── Source extract ──

It is true that "an employee who is injured while performing a job in accordance with instructions provided by the employer is not guilty of contributory negligence unless the danger is so apparent that no reasonable person would encounter it." Jones v. Meat Packers Equip. Co., 723 F.2d 370, 372-73 (4th Cir. 1983) (citing Norfolk & Western R.R. v. Ward. 19 S.E. 849, 850 (Va. 1894)). F&D has presented evidence that at least as of 1998, the policy at the Roanoke plant was such that when a rail became bowed and would not convey, operators such as King were not to enter beyond the barrier fence while the machine was in automatic mode. Keuster Dep. 52. F&D also points the Court to its Exhibit 24, which is Metalsa's Procedure for Charging Bowed Rails in the Tempering Furnace. As relevant here, the procedure is as follows:

5. One operator must place the TF Charge Conveyor in manual by going to the Panel View screen and selecting Tempering Furnace.
6. From [the Panel View] screen, the TF Charge Conveyor is selected and then the conveyor is placed into Manual by selecting the manual button at the top right of the screen.
7. One operator must stay at the Panel View to keep control of the conveyor.
8. No one is to be inside the safety gates at any time while conveyor is in automatic.
Def.'s Ex. 24. This testimony was supported by Darrin Snay, who said that before King's accident, Metalsa had a policy whereby operators were not to enter a gated area while the machine was in automatic. Snay Dep. 78. Tony Plunkett, a maintenance area supervisor who still works at the Metalsa plant, recalled a safety rule, in place well before King's accident, that no one should ever be inside the fence while the machine was in automatic mode. Plunkett Dep. 23. According to Dennis Custer, "[e]veryone in both facilities [including King] was trained with an emphasis on not entering a gated area while a machine was in automatic." Custer Dep. 88. Custer continued, "Operators are not to enter a gated area while the machine is in automatic .... This was to be a two-man operation while the machine was in manual, jogging the conveyor forward while the other operator is assisting it, with this pipe wrench." Id. at 78:13-14. When the machine was placed in manual mode, the chain and sprocket would stop moving nearly immediately. Id. at 79. Another former operator, Gregory Dyer, who left the plant about February 2004, testified that he was "trained to keep the machine in automatic to get the rails in [the TF], but if it didn't load all the way, had to throw everything in manual.'" Dyer Dep. 11:6-8 (emphasis added). This was confirmed by the testimony of Michael McDaniel, Metalsa's Rule 30(b)(6) witness, McDaniel Dep. 125-26, and its safety consultant, Timothy Fitzgerald. Fitzgerald Dep. 196-97.

───

* [The exercise]: Repeat the court passage on charging bowed rails, starting at "7. One operator" and ending at "is in automatic.", but swap "safety gates" for "barrier fence".

── Available data ──

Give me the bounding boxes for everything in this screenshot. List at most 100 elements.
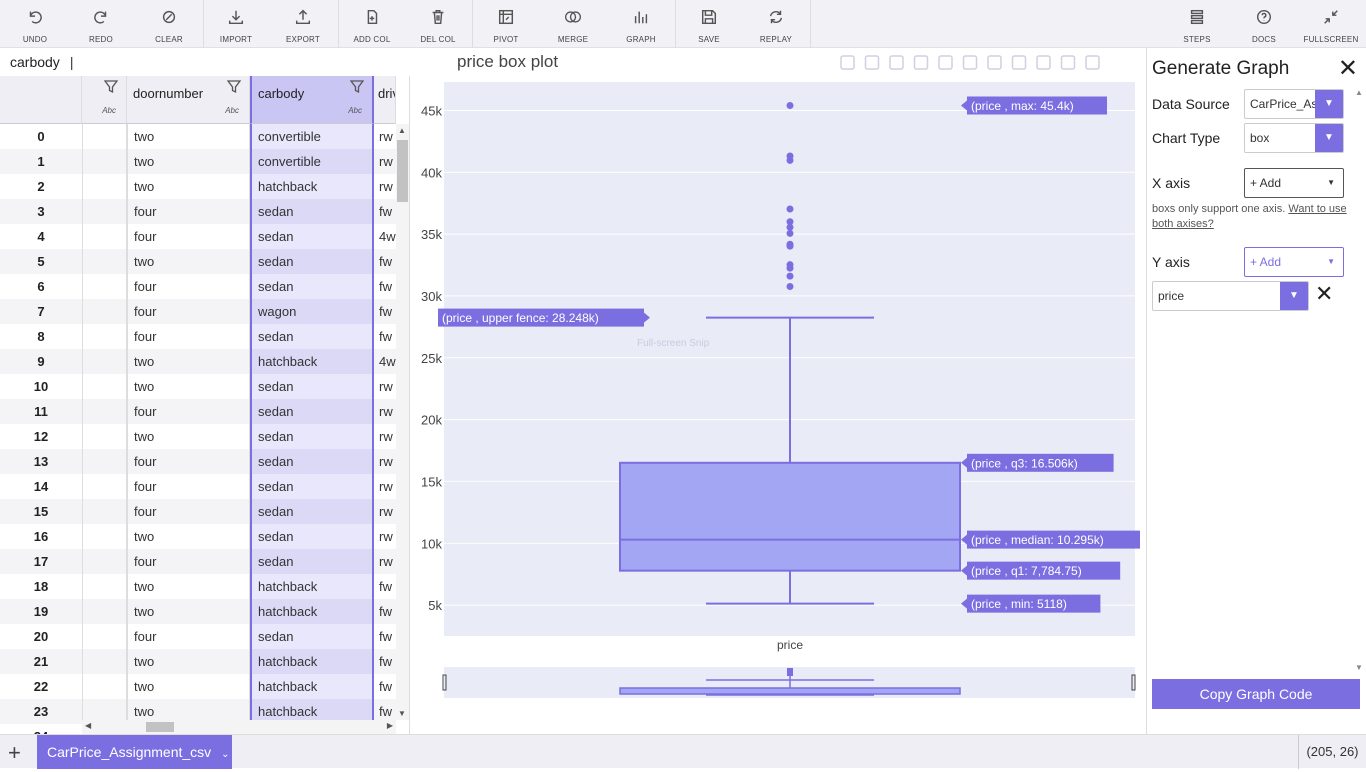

───

* [Reply to the task]:
7. One operator must stay at the Panel View to keep control of the conveyor.
8. No one is to be inside the barrier fence at any time while conveyor is in automatic.